## THE REQUEST
Below is a set of records; print all of them exactly as written.

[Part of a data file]
━━━━━━━━━━━━━━━━━━━━

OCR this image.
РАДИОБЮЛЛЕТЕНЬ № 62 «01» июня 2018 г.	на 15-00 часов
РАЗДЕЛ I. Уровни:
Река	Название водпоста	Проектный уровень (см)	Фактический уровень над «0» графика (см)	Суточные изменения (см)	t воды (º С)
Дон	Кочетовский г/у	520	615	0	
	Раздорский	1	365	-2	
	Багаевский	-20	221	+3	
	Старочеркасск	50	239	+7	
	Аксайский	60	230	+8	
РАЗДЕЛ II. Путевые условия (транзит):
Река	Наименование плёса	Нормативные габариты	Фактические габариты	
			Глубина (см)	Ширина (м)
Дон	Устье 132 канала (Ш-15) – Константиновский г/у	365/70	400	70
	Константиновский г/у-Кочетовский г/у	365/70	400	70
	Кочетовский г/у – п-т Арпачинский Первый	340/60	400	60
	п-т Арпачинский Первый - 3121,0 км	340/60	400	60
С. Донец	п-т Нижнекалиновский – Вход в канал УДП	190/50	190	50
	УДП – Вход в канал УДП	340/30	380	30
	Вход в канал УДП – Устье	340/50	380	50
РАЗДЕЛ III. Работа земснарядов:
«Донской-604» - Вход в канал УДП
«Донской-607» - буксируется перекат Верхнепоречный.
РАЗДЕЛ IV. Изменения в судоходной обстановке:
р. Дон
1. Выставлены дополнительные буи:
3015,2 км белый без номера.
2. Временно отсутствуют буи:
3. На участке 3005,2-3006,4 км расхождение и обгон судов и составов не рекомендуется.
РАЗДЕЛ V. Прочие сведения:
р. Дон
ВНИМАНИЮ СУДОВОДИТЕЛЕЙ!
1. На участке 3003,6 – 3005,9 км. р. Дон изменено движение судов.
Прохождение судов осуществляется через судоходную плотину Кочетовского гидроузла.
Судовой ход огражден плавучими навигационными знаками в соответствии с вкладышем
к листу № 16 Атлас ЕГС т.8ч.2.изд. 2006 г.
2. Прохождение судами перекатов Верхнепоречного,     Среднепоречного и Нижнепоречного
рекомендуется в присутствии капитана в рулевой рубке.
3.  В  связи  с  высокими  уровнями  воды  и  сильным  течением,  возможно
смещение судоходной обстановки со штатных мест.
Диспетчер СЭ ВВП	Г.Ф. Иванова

━━━━━━━━━━━━━━━━━━━━

## TASK ANSWER
OCR this image.
РАДИОБЮЛЛЕТЕНЬ № 62 «01» июня 2018 г.	на 15-00 часов
РАЗДЕЛ I. Уровни:
Река	Название водпоста	Проектный уровень (см)	Фактический уровень над «0» графика (см)	Суточные изменения (см)	t воды (º С)
Дон	Кочетовский г/у	520	615	0	
	Раздорский	1	365	-2	
	Багаевский	-20	221	+3	
	Старочеркасск	50	239	+7	
	Аксайский	60	230	+8	
РАЗДЕЛ II. Путевые условия (транзит):
Река	Наименование плёса	Нормативные габариты	Фактические габариты	
			Глубина (см)	Ширина (м)
Дон	Устье 132 канала (Ш-15) – Константиновский г/у	365/70	400	70
	Константиновский г/у-Кочетовский г/у	365/70	400	70
	Кочетовский г/у – п-т Арпачинский Первый	340/60	400	60
	п-т Арпачинский Первый - 3121,0 км	340/60	400	60
С. Донец	п-т Нижнекалиновский – Вход в канал УДП	190/50	190	50
	УДП – Вход в канал УДП	340/30	380	30
	Вход в канал УДП – Устье	340/50	380	50
РАЗДЕЛ III. Работа земснарядов:
«Донской-604» - Вход в канал УДП
«Донской-607» - буксируется перекат Верхнепоречный.
РАЗДЕЛ IV. Изменения в судоходной обстановке:
р. Дон
1. Выставлены дополнительные буи:
3015,2 км белый без номера.
2. Временно отсутствуют буи:
3. На участке 3005,2-3006,4 км расхождение и обгон судов и составов не рекомендуется.
РАЗДЕЛ V. Прочие сведения:
р. Дон
ВНИМАНИЮ СУДОВОДИТЕЛЕЙ!
1. На участке 3003,6 – 3005,9 км. р. Дон изменено движение судов.
Прохождение судов осуществляется через судоходную плотину Кочетовского гидроузла.
Судовой ход огражден плавучими навигационными знаками в соответствии с вкладышем
к листу № 16 Атлас ЕГС т.8ч.2.изд. 2006 г.
2. Прохождение судами перекатов Верхнепоречного,     Среднепоречного и Нижнепоречного
рекомендуется в присутствии капитана в рулевой рубке.
3.  В  связи  с  высокими  уровнями  воды  и  сильным  течением,  возможно
смещение судоходной обстановки со штатных мест.
Диспетчер СЭ ВВП	Г.Ф. Иванова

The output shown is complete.